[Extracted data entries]
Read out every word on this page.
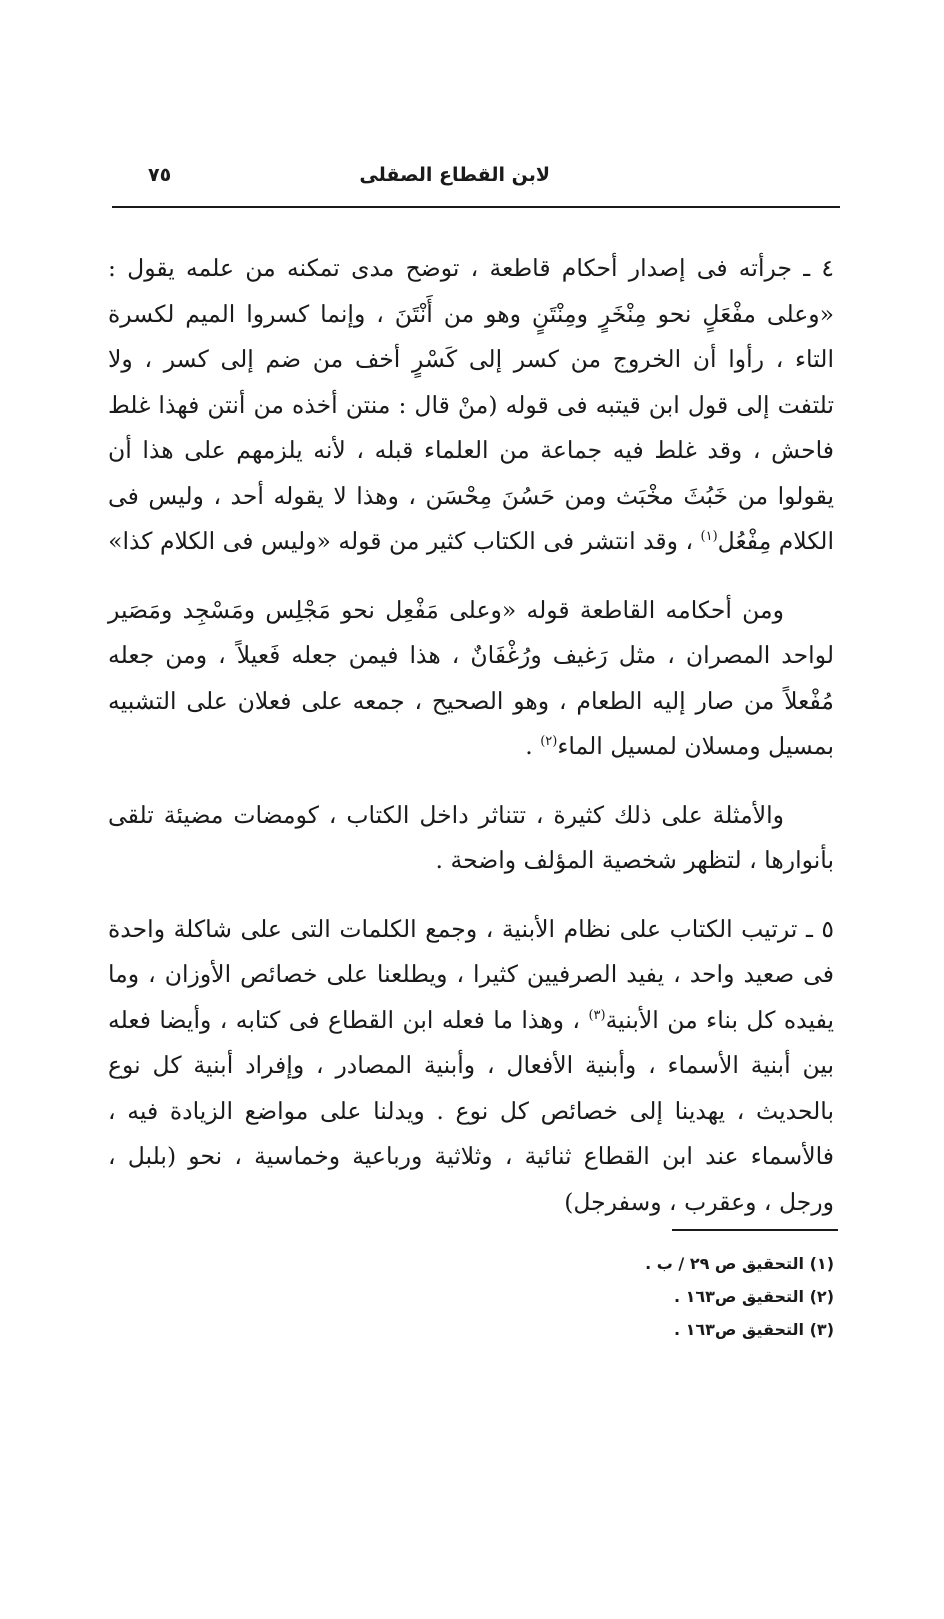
لابن القطاع الصقلى
٧٥

٤ ـ جرأته فى إصدار أحكام قاطعة ، توضح مدى تمكنه من علمه يقول : «وعلى مفْعَلٍ نحو مِنْخَرٍ ومِنْتَنٍ وهو من أَنْتَنَ ، وإنما كسروا الميم لكسرة التاء ، رأوا أن الخروج من كسر إلى كَسْرٍ أخف من ضم إلى كسر ، ولا تلتفت إلى قول ابن قيتبه فى قوله (منْ قال : منتن أخذه من أنتن فهذا غلط فاحش ، وقد غلط فيه جماعة من العلماء قبله ، لأنه يلزمهم على هذا أن يقولوا من خَبُثَ مخْبَث ومن حَسُنَ مِحْسَن ، وهذا لا يقوله أحد ، وليس فى الكلام مِفْعُل$^{(١)}$ ، وقد انتشر فى الكتاب كثير من قوله «وليس فى الكلام كذا»

ومن أحكامه القاطعة قوله «وعلى مَفْعِل نحو مَجْلِس ومَسْجِد ومَصَير لواحد المصران ، مثل رَغيف ورُغْفَانٌ ، هذا فيمن جعله فَعيلاً ، ومن جعله مُفْعلاً من صار إليه الطعام ، وهو الصحيح ، جمعه على فعلان على التشبيه بمسيل ومسلان لمسيل الماء$^{(٢)}$ .

والأمثلة على ذلك كثيرة ، تتناثر داخل الكتاب ، كومضات مضيئة تلقى بأنوارها ، لتظهر شخصية المؤلف واضحة .

٥ ـ ترتيب الكتاب على نظام الأبنية ، وجمع الكلمات التى على شاكلة واحدة فى صعيد واحد ، يفيد الصرفيين كثيرا ، ويطلعنا على خصائص الأوزان ، وما يفيده كل بناء من الأبنية$^{(٣)}$ ، وهذا ما فعله ابن القطاع فى كتابه ، وأيضا فعله بين أبنية الأسماء ، وأبنية الأفعال ، وأبنية المصادر ، وإفراد أبنية كل نوع بالحديث ، يهدينا إلى خصائص كل نوع . ويدلنا على مواضع الزيادة فيه ، فالأسماء عند ابن القطاع ثنائية ، وثلاثية ورباعية وخماسية ، نحو (بلبل ، ورجل ، وعقرب ، وسفرجل)

(١) التحقيق ص ٢٩ / ب .
(٢) التحقيق ص١٦٣ .
(٣) التحقيق ص١٦٣ .
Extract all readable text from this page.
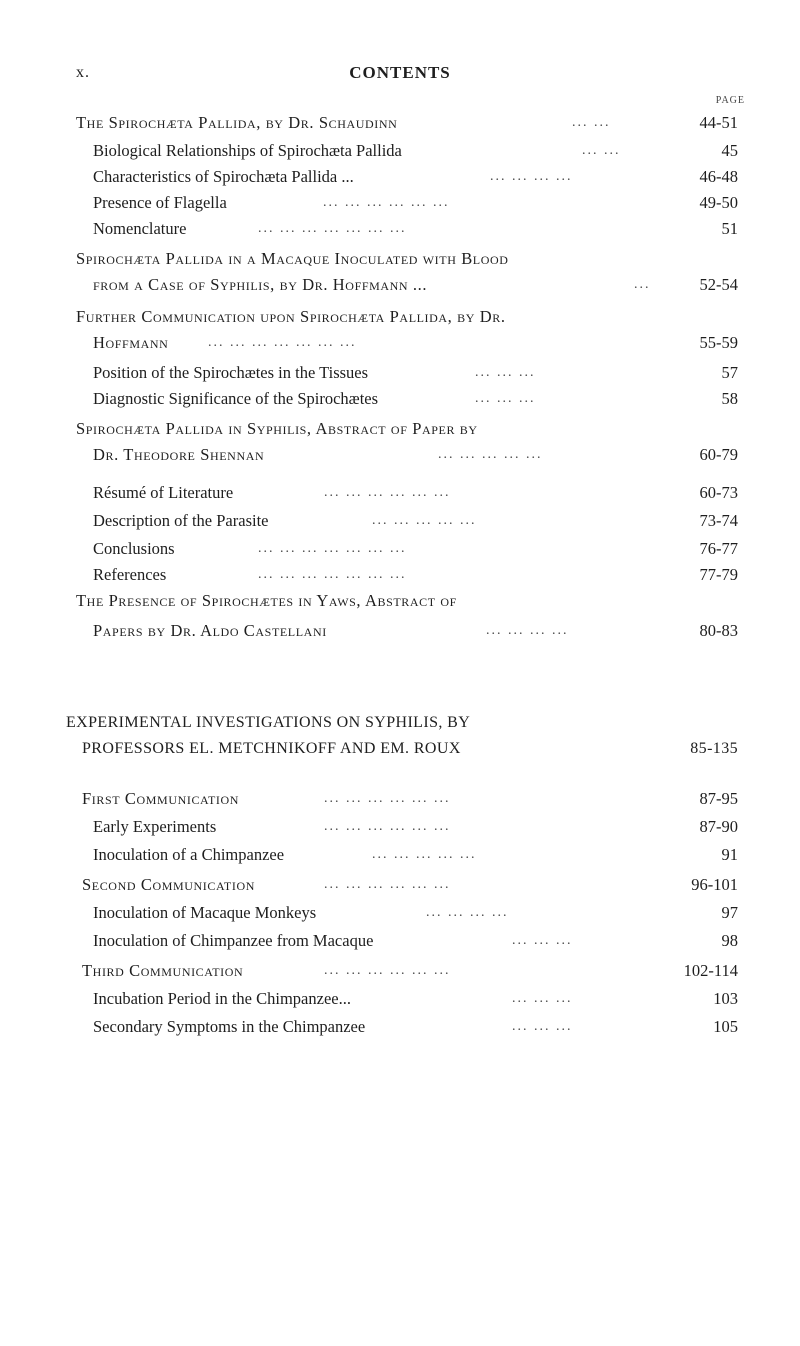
x.	CONTENTS
PAGE
The Spirochæta Pallida, by Dr. Schaudinn	... ...	44-51
Biological Relationships of Spirochæta Pallida	... ...	45
Characteristics of Spirochæta Pallida ...	... ... ... ...	46-48
Presence of Flagella	... ... ... ... ... ...	49-50
Nomenclature	... ... ... ... ... ... ...	51
Spirochæta Pallida in a Macaque Inoculated with Blood
from a Case of Syphilis, by Dr. Hoffmann ...	...	52-54
Further Communication upon Spirochæta Pallida, by Dr.
Hoffmann	... ... ... ... ... ... ...	55-59
Position of the Spirochætes in the Tissues	... ... ...	57
Diagnostic Significance of the Spirochætes	... ... ...	58
Spirochæta Pallida in Syphilis, Abstract of Paper by
Dr. Theodore Shennan	... ... ... ... ...	60-79
Résumé of Literature	... ... ... ... ... ...	60-73
Description of the Parasite	... ... ... ... ...	73-74
Conclusions	... ... ... ... ... ... ...	76-77
References	... ... ... ... ... ... ...	77-79
The Presence of Spirochætes in Yaws, Abstract of
Papers by Dr. Aldo Castellani	... ... ... ...	80-83
EXPERIMENTAL INVESTIGATIONS ON SYPHILIS, BY
PROFESSORS EL. METCHNIKOFF AND EM. ROUX	85-135
First Communication	... ... ... ... ... ...	87-95
Early Experiments	... ... ... ... ... ...	87-90
Inoculation of a Chimpanzee	... ... ... ... ...	91
Second Communication	... ... ... ... ... ...	96-101
Inoculation of Macaque Monkeys	... ... ... ...	97
Inoculation of Chimpanzee from Macaque	... ... ...	98
Third Communication	... ... ... ... ... ...	102-114
Incubation Period in the Chimpanzee...	... ... ...	103
Secondary Symptoms in the Chimpanzee	... ... ...	105
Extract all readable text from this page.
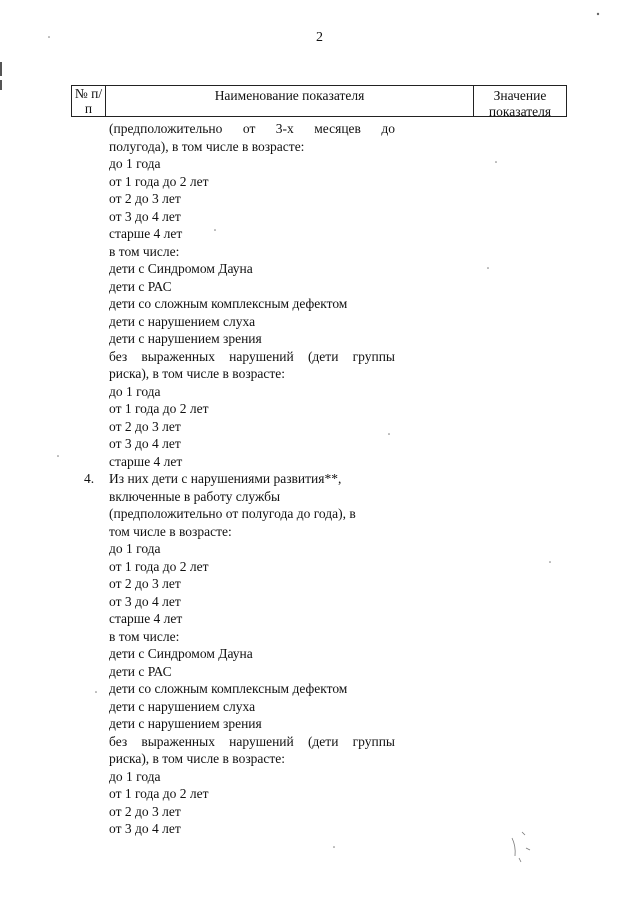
2
№ п/п
Наименование показателя	Значение показателя
(предположительно от 3-х месяцев до
полугода), в том числе в возрасте:
до 1 года
от 1 года до 2 лет
от 2 до 3 лет
от 3 до 4 лет
старше 4 лет
в том числе:
дети с Синдромом Дауна
дети с РАС
дети со сложным комплексным дефектом
дети с нарушением слуха
дети с нарушением зрения
без выраженных нарушений (дети группы
риска), в том числе в возрасте:
до 1 года
от 1 года до 2 лет
от 2 до 3 лет
от 3 до 4 лет
старше 4 лет
4. Из них дети с нарушениями развития**,
включенные в работу службы
(предположительно от полугода до года), в
том числе в возрасте:
до 1 года
от 1 года до 2 лет
от 2 до 3 лет
от 3 до 4 лет
старше 4 лет
в том числе:
дети с Синдромом Дауна
дети с РАС
дети со сложным комплексным дефектом
дети с нарушением слуха
дети с нарушением зрения
без выраженных нарушений (дети группы
риска), в том числе в возрасте:
до 1 года
от 1 года до 2 лет
от 2 до 3 лет
от 3 до 4 лет
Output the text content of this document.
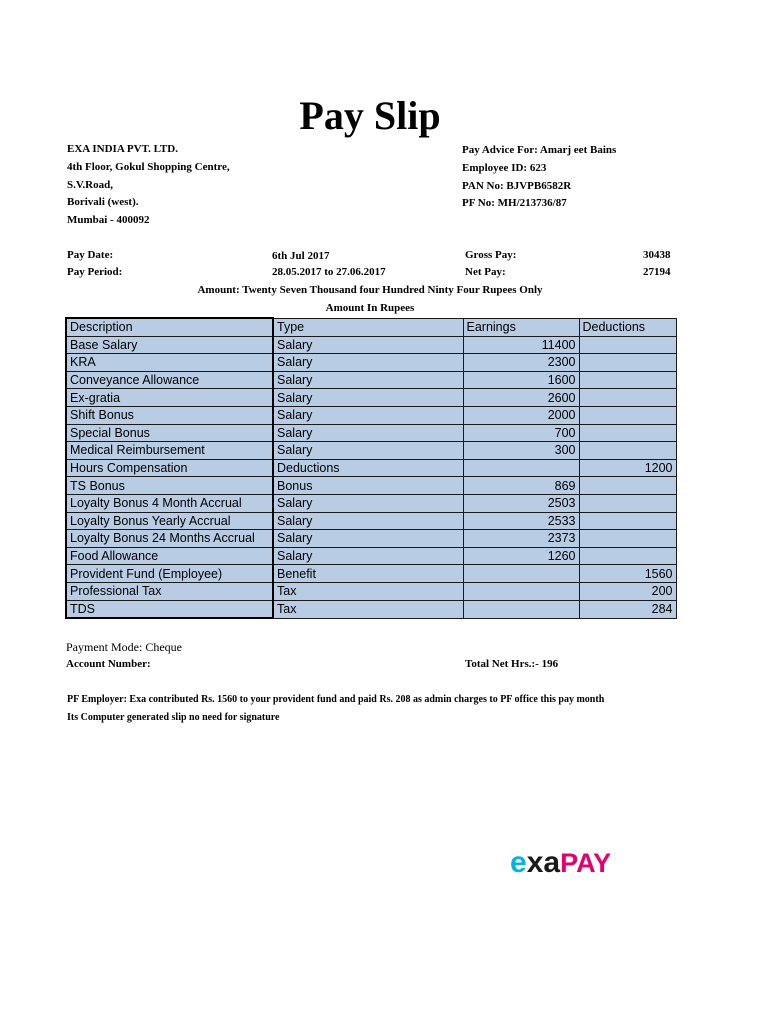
Pay Slip
EXA INDIA PVT. LTD.
4th Floor, Gokul Shopping Centre,
S.V.Road,
Borivali (west).
Mumbai - 400092
Pay Advice For: Amarj eet Bains
Employee ID: 623
PAN No: BJVPB6582R
PF No: MH/213736/87
Pay Date:	6th Jul 2017	Gross Pay:	30438
Pay Period:	28.05.2017 to 27.06.2017	Net Pay:	27194
Amount: Twenty Seven Thousand four Hundred Ninty Four Rupees Only
Amount In Rupees
Description	Type	Earnings	Deductions
Base Salary	Salary	11400	
KRA	Salary	2300	
Conveyance Allowance	Salary	1600	
Ex-gratia	Salary	2600	
Shift Bonus	Salary	2000	
Special Bonus	Salary	700	
Medical Reimbursement	Salary	300	
Hours Compensation	Deductions		1200
TS Bonus	Bonus	869	
Loyalty Bonus 4 Month Accrual	Salary	2503	
Loyalty Bonus Yearly Accrual	Salary	2533	
Loyalty Bonus 24 Months Accrual	Salary	2373	
Food Allowance	Salary	1260	
Provident Fund (Employee)	Benefit		1560
Professional Tax	Tax		200
TDS	Tax		284
Payment Mode: Cheque
Account Number:	Total Net Hrs.:- 196
PF Employer: Exa contributed Rs. 1560 to your provident fund and paid Rs. 208 as admin charges to PF office this pay month
Its Computer generated slip no need for signature
exaPAY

TASK DIRECTIONS – Reproduce all of the data exactly, omitting each picture it holds.

ANSWER FOR THIS EXERCISE –
Read out every word on this page.
لابن القطاع الصقلى
٧٥

٤ ـ جرأته فى إصدار أحكام قاطعة ، توضح مدى تمكنه من علمه يقول : «وعلى مفْعَلٍ نحو مِنْخَرٍ ومِنْتَنٍ وهو من أَنْتَنَ ، وإنما كسروا الميم لكسرة التاء ، رأوا أن الخروج من كسر إلى كَسْرٍ أخف من ضم إلى كسر ، ولا تلتفت إلى قول ابن قيتبه فى قوله (منْ قال : منتن أخذه من أنتن فهذا غلط فاحش ، وقد غلط فيه جماعة من العلماء قبله ، لأنه يلزمهم على هذا أن يقولوا من خَبُثَ مخْبَث ومن حَسُنَ مِحْسَن ، وهذا لا يقوله أحد ، وليس فى الكلام مِفْعُل$^{(١)}$ ، وقد انتشر فى الكتاب كثير من قوله «وليس فى الكلام كذا»

ومن أحكامه القاطعة قوله «وعلى مَفْعِل نحو مَجْلِس ومَسْجِد ومَصَير لواحد المصران ، مثل رَغيف ورُغْفَانٌ ، هذا فيمن جعله فَعيلاً ، ومن جعله مُفْعلاً من صار إليه الطعام ، وهو الصحيح ، جمعه على فعلان على التشبيه بمسيل ومسلان لمسيل الماء$^{(٢)}$ .

والأمثلة على ذلك كثيرة ، تتناثر داخل الكتاب ، كومضات مضيئة تلقى بأنوارها ، لتظهر شخصية المؤلف واضحة .

٥ ـ ترتيب الكتاب على نظام الأبنية ، وجمع الكلمات التى على شاكلة واحدة فى صعيد واحد ، يفيد الصرفيين كثيرا ، ويطلعنا على خصائص الأوزان ، وما يفيده كل بناء من الأبنية$^{(٣)}$ ، وهذا ما فعله ابن القطاع فى كتابه ، وأيضا فعله بين أبنية الأسماء ، وأبنية الأفعال ، وأبنية المصادر ، وإفراد أبنية كل نوع بالحديث ، يهدينا إلى خصائص كل نوع . ويدلنا على مواضع الزيادة فيه ، فالأسماء عند ابن القطاع ثنائية ، وثلاثية ورباعية وخماسية ، نحو (بلبل ، ورجل ، وعقرب ، وسفرجل)

(١) التحقيق ص ٢٩ / ب .
(٢) التحقيق ص١٦٣ .
(٣) التحقيق ص١٦٣ .
Extract all readable text from this page.
x.	CONTENTS
PAGE
The Spirochæta Pallida, by Dr. Schaudinn	... ...	44-51
Biological Relationships of Spirochæta Pallida	... ...	45
Characteristics of Spirochæta Pallida ...	... ... ... ...	46-48
Presence of Flagella	... ... ... ... ... ...	49-50
Nomenclature	... ... ... ... ... ... ...	51
Spirochæta Pallida in a Macaque Inoculated with Blood
from a Case of Syphilis, by Dr. Hoffmann ...	...	52-54
Further Communication upon Spirochæta Pallida, by Dr.
Hoffmann	... ... ... ... ... ... ...	55-59
Position of the Spirochætes in the Tissues	... ... ...	57
Diagnostic Significance of the Spirochætes	... ... ...	58
Spirochæta Pallida in Syphilis, Abstract of Paper by
Dr. Theodore Shennan	... ... ... ... ...	60-79
Résumé of Literature	... ... ... ... ... ...	60-73
Description of the Parasite	... ... ... ... ...	73-74
Conclusions	... ... ... ... ... ... ...	76-77
References	... ... ... ... ... ... ...	77-79
The Presence of Spirochætes in Yaws, Abstract of
Papers by Dr. Aldo Castellani	... ... ... ...	80-83
EXPERIMENTAL INVESTIGATIONS ON SYPHILIS, BY
PROFESSORS EL. METCHNIKOFF AND EM. ROUX	85-135
First Communication	... ... ... ... ... ...	87-95
Early Experiments	... ... ... ... ... ...	87-90
Inoculation of a Chimpanzee	... ... ... ... ...	91
Second Communication	... ... ... ... ... ...	96-101
Inoculation of Macaque Monkeys	... ... ... ...	97
Inoculation of Chimpanzee from Macaque	... ... ...	98
Third Communication	... ... ... ... ... ...	102-114
Incubation Period in the Chimpanzee...	... ... ...	103
Secondary Symptoms in the Chimpanzee	... ... ...	105
Extract all readable text from this page.
2
№ п/п
Наименование показателя	Значение показателя
(предположительно от 3-х месяцев до
полугода), в том числе в возрасте:
до 1 года
от 1 года до 2 лет
от 2 до 3 лет
от 3 до 4 лет
старше 4 лет
в том числе:
дети с Синдромом Дауна
дети с РАС
дети со сложным комплексным дефектом
дети с нарушением слуха
дети с нарушением зрения
без выраженных нарушений (дети группы
риска), в том числе в возрасте:
до 1 года
от 1 года до 2 лет
от 2 до 3 лет
от 3 до 4 лет
старше 4 лет
4. Из них дети с нарушениями развития**,
включенные в работу службы
(предположительно от полугода до года), в
том числе в возрасте:
до 1 года
от 1 года до 2 лет
от 2 до 3 лет
от 3 до 4 лет
старше 4 лет
в том числе:
дети с Синдромом Дауна
дети с РАС
дети со сложным комплексным дефектом
дети с нарушением слуха
дети с нарушением зрения
без выраженных нарушений (дети группы
риска), в том числе в возрасте:
до 1 года
от 1 года до 2 лет
от 2 до 3 лет
от 3 до 4 лет
Output the text content of this document.
Pay Slip
EXA INDIA PVT. LTD.
4th Floor, Gokul Shopping Centre,
S.V.Road,
Borivali (west).
Mumbai - 400092
Pay Advice For: Amarj eet Bains
Employee ID: 623
PAN No: BJVPB6582R
PF No: MH/213736/87
Pay Date:	6th Jul 2017	Gross Pay:	30438
Pay Period:	28.05.2017 to 27.06.2017	Net Pay:	27194
Amount: Twenty Seven Thousand four Hundred Ninty Four Rupees Only
Amount In Rupees
Description	Type	Earnings	Deductions
Base Salary	Salary	11400	
KRA	Salary	2300	
Conveyance Allowance	Salary	1600	
Ex-gratia	Salary	2600	
Shift Bonus	Salary	2000	
Special Bonus	Salary	700	
Medical Reimbursement	Salary	300	
Hours Compensation	Deductions		1200
TS Bonus	Bonus	869	
Loyalty Bonus 4 Month Accrual	Salary	2503	
Loyalty Bonus Yearly Accrual	Salary	2533	
Loyalty Bonus 24 Months Accrual	Salary	2373	
Food Allowance	Salary	1260	
Provident Fund (Employee)	Benefit		1560
Professional Tax	Tax		200
TDS	Tax		284
Payment Mode: Cheque
Account Number:	Total Net Hrs.:- 196
PF Employer: Exa contributed Rs. 1560 to your provident fund and paid Rs. 208 as admin charges to PF office this pay month
Its Computer generated slip no need for signature
exaPAY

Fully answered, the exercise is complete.